--- BEGIN SOURCE DATA ---
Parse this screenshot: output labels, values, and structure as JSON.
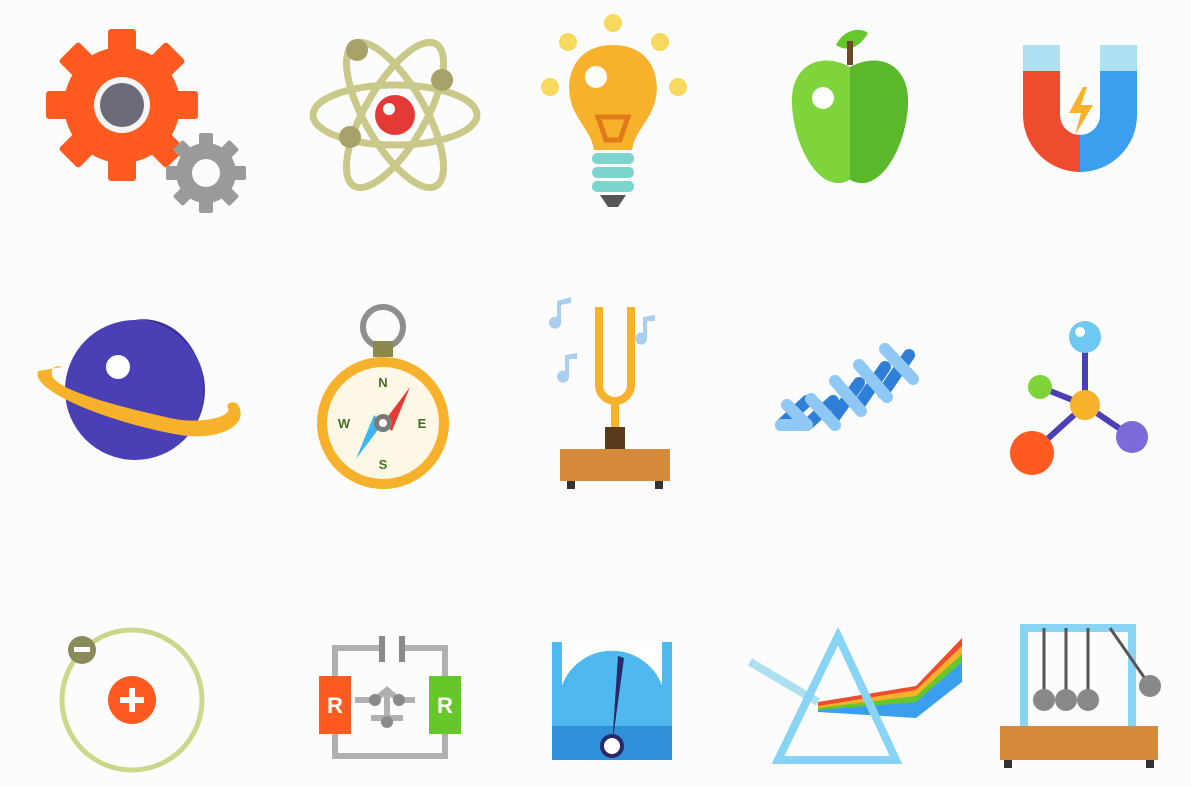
{
  "compass": {
    "n": "N",
    "s": "S",
    "e": "E",
    "w": "W"
  },
  "circuit": {
    "r1": "R",
    "r2": "R"
  },
  "atom_charges": {
    "nucleus": "+",
    "electron": "−"
  },
  "colors": {
    "orange": "#ff5a1f",
    "gray": "#8e8e8e",
    "olive": "#c9c98a",
    "red": "#e53935",
    "amber": "#f7b12b",
    "green": "#66c72a",
    "blue": "#3b9ff0",
    "purple": "#4b3fb5",
    "wood": "#d58a3c",
    "sky": "#87d4f5"
  },
  "icons": [
    "gears-icon",
    "atom-icon",
    "light-bulb-icon",
    "apple-icon",
    "magnet-icon",
    "planet-icon",
    "compass-icon",
    "tuning-fork-icon",
    "spring-icon",
    "molecule-icon",
    "charge-orbit-icon",
    "circuit-icon",
    "gauge-meter-icon",
    "prism-icon",
    "newtons-cradle-icon"
  ]
}
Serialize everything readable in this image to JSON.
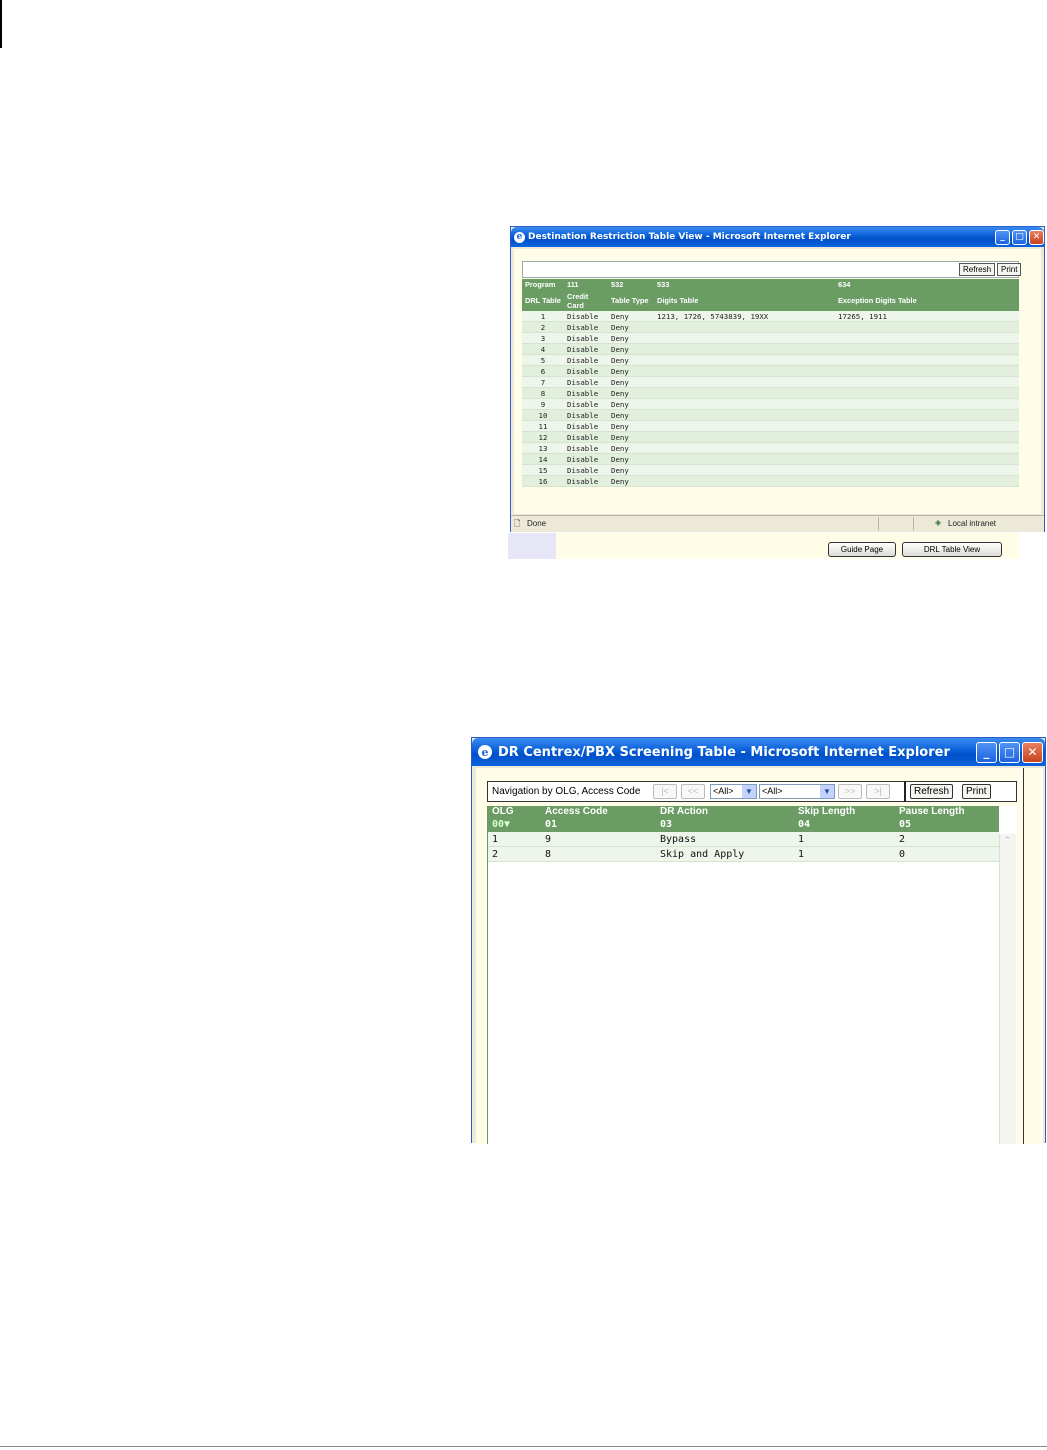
{
  "window1": {
    "title": "Destination Restriction Table View - Microsoft Internet Explorer",
    "refresh_label": "Refresh",
    "print_label": "Print",
    "program_row": [
      "Program",
      "111",
      "532",
      "533",
      "",
      "634"
    ],
    "header_row": [
      "DRL Table",
      "Credit Card",
      "Table Type",
      "Digits Table",
      "",
      "Exception Digits Table"
    ],
    "rows": [
      {
        "drl": "1",
        "credit": "Disable",
        "type": "Deny",
        "digits": "1213, 1726, 5743839, 19XX",
        "exception": "17265, 1911"
      },
      {
        "drl": "2",
        "credit": "Disable",
        "type": "Deny",
        "digits": "",
        "exception": ""
      },
      {
        "drl": "3",
        "credit": "Disable",
        "type": "Deny",
        "digits": "",
        "exception": ""
      },
      {
        "drl": "4",
        "credit": "Disable",
        "type": "Deny",
        "digits": "",
        "exception": ""
      },
      {
        "drl": "5",
        "credit": "Disable",
        "type": "Deny",
        "digits": "",
        "exception": ""
      },
      {
        "drl": "6",
        "credit": "Disable",
        "type": "Deny",
        "digits": "",
        "exception": ""
      },
      {
        "drl": "7",
        "credit": "Disable",
        "type": "Deny",
        "digits": "",
        "exception": ""
      },
      {
        "drl": "8",
        "credit": "Disable",
        "type": "Deny",
        "digits": "",
        "exception": ""
      },
      {
        "drl": "9",
        "credit": "Disable",
        "type": "Deny",
        "digits": "",
        "exception": ""
      },
      {
        "drl": "10",
        "credit": "Disable",
        "type": "Deny",
        "digits": "",
        "exception": ""
      },
      {
        "drl": "11",
        "credit": "Disable",
        "type": "Deny",
        "digits": "",
        "exception": ""
      },
      {
        "drl": "12",
        "credit": "Disable",
        "type": "Deny",
        "digits": "",
        "exception": ""
      },
      {
        "drl": "13",
        "credit": "Disable",
        "type": "Deny",
        "digits": "",
        "exception": ""
      },
      {
        "drl": "14",
        "credit": "Disable",
        "type": "Deny",
        "digits": "",
        "exception": ""
      },
      {
        "drl": "15",
        "credit": "Disable",
        "type": "Deny",
        "digits": "",
        "exception": ""
      },
      {
        "drl": "16",
        "credit": "Disable",
        "type": "Deny",
        "digits": "",
        "exception": ""
      }
    ],
    "status_text": "Done",
    "zone_text": "Local intranet"
  },
  "below_window1": {
    "guide_button": "Guide Page",
    "drl_button": "DRL Table View"
  },
  "window2": {
    "title": "DR Centrex/PBX Screening Table - Microsoft Internet Explorer",
    "nav_label": "Navigation by OLG, Access Code",
    "pager": {
      "first": "|<",
      "prev": "<<",
      "next": ">>",
      "last": ">|"
    },
    "select1_value": "<All>",
    "select2_value": "<All>",
    "refresh_label": "Refresh",
    "print_label": "Print",
    "columns": [
      "OLG",
      "Access Code",
      "DR Action",
      "Skip Length",
      "Pause Length"
    ],
    "column_codes": [
      "00▼",
      "01",
      "03",
      "04",
      "05"
    ],
    "rows": [
      [
        "1",
        "9",
        "Bypass",
        "1",
        "2"
      ],
      [
        "2",
        "8",
        "Skip and Apply",
        "1",
        "0"
      ]
    ]
  },
  "colors": {
    "header_green": "#6a9c64",
    "row_green": "#eef5ea",
    "page_cream": "#fffde8",
    "titlebar_blue": "#0a5fd8"
  }
}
--- END SOURCE DATA ---
_PROBLEM_
Reproduce each entry verbatim, excluding any embedded images.

_THE RESULT_
Parse this screenshot: output labels, values, and structure as JSON.
{
  "compass": {
    "n": "N",
    "s": "S",
    "e": "E",
    "w": "W"
  },
  "circuit": {
    "r1": "R",
    "r2": "R"
  },
  "atom_charges": {
    "nucleus": "+",
    "electron": "−"
  },
  "colors": {
    "orange": "#ff5a1f",
    "gray": "#8e8e8e",
    "olive": "#c9c98a",
    "red": "#e53935",
    "amber": "#f7b12b",
    "green": "#66c72a",
    "blue": "#3b9ff0",
    "purple": "#4b3fb5",
    "wood": "#d58a3c",
    "sky": "#87d4f5"
  },
  "icons": [
    "gears-icon",
    "atom-icon",
    "light-bulb-icon",
    "apple-icon",
    "magnet-icon",
    "planet-icon",
    "compass-icon",
    "tuning-fork-icon",
    "spring-icon",
    "molecule-icon",
    "charge-orbit-icon",
    "circuit-icon",
    "gauge-meter-icon",
    "prism-icon",
    "newtons-cradle-icon"
  ]
}
Serialize everything readable in this image to JSON.
{
  "window1": {
    "title": "Destination Restriction Table View - Microsoft Internet Explorer",
    "refresh_label": "Refresh",
    "print_label": "Print",
    "program_row": [
      "Program",
      "111",
      "532",
      "533",
      "",
      "634"
    ],
    "header_row": [
      "DRL Table",
      "Credit Card",
      "Table Type",
      "Digits Table",
      "",
      "Exception Digits Table"
    ],
    "rows": [
      {
        "drl": "1",
        "credit": "Disable",
        "type": "Deny",
        "digits": "1213, 1726, 5743839, 19XX",
        "exception": "17265, 1911"
      },
      {
        "drl": "2",
        "credit": "Disable",
        "type": "Deny",
        "digits": "",
        "exception": ""
      },
      {
        "drl": "3",
        "credit": "Disable",
        "type": "Deny",
        "digits": "",
        "exception": ""
      },
      {
        "drl": "4",
        "credit": "Disable",
        "type": "Deny",
        "digits": "",
        "exception": ""
      },
      {
        "drl": "5",
        "credit": "Disable",
        "type": "Deny",
        "digits": "",
        "exception": ""
      },
      {
        "drl": "6",
        "credit": "Disable",
        "type": "Deny",
        "digits": "",
        "exception": ""
      },
      {
        "drl": "7",
        "credit": "Disable",
        "type": "Deny",
        "digits": "",
        "exception": ""
      },
      {
        "drl": "8",
        "credit": "Disable",
        "type": "Deny",
        "digits": "",
        "exception": ""
      },
      {
        "drl": "9",
        "credit": "Disable",
        "type": "Deny",
        "digits": "",
        "exception": ""
      },
      {
        "drl": "10",
        "credit": "Disable",
        "type": "Deny",
        "digits": "",
        "exception": ""
      },
      {
        "drl": "11",
        "credit": "Disable",
        "type": "Deny",
        "digits": "",
        "exception": ""
      },
      {
        "drl": "12",
        "credit": "Disable",
        "type": "Deny",
        "digits": "",
        "exception": ""
      },
      {
        "drl": "13",
        "credit": "Disable",
        "type": "Deny",
        "digits": "",
        "exception": ""
      },
      {
        "drl": "14",
        "credit": "Disable",
        "type": "Deny",
        "digits": "",
        "exception": ""
      },
      {
        "drl": "15",
        "credit": "Disable",
        "type": "Deny",
        "digits": "",
        "exception": ""
      },
      {
        "drl": "16",
        "credit": "Disable",
        "type": "Deny",
        "digits": "",
        "exception": ""
      }
    ],
    "status_text": "Done",
    "zone_text": "Local intranet"
  },
  "below_window1": {
    "guide_button": "Guide Page",
    "drl_button": "DRL Table View"
  },
  "window2": {
    "title": "DR Centrex/PBX Screening Table - Microsoft Internet Explorer",
    "nav_label": "Navigation by OLG, Access Code",
    "pager": {
      "first": "|<",
      "prev": "<<",
      "next": ">>",
      "last": ">|"
    },
    "select1_value": "<All>",
    "select2_value": "<All>",
    "refresh_label": "Refresh",
    "print_label": "Print",
    "columns": [
      "OLG",
      "Access Code",
      "DR Action",
      "Skip Length",
      "Pause Length"
    ],
    "column_codes": [
      "00▼",
      "01",
      "03",
      "04",
      "05"
    ],
    "rows": [
      [
        "1",
        "9",
        "Bypass",
        "1",
        "2"
      ],
      [
        "2",
        "8",
        "Skip and Apply",
        "1",
        "0"
      ]
    ]
  },
  "colors": {
    "header_green": "#6a9c64",
    "row_green": "#eef5ea",
    "page_cream": "#fffde8",
    "titlebar_blue": "#0a5fd8"
  }
}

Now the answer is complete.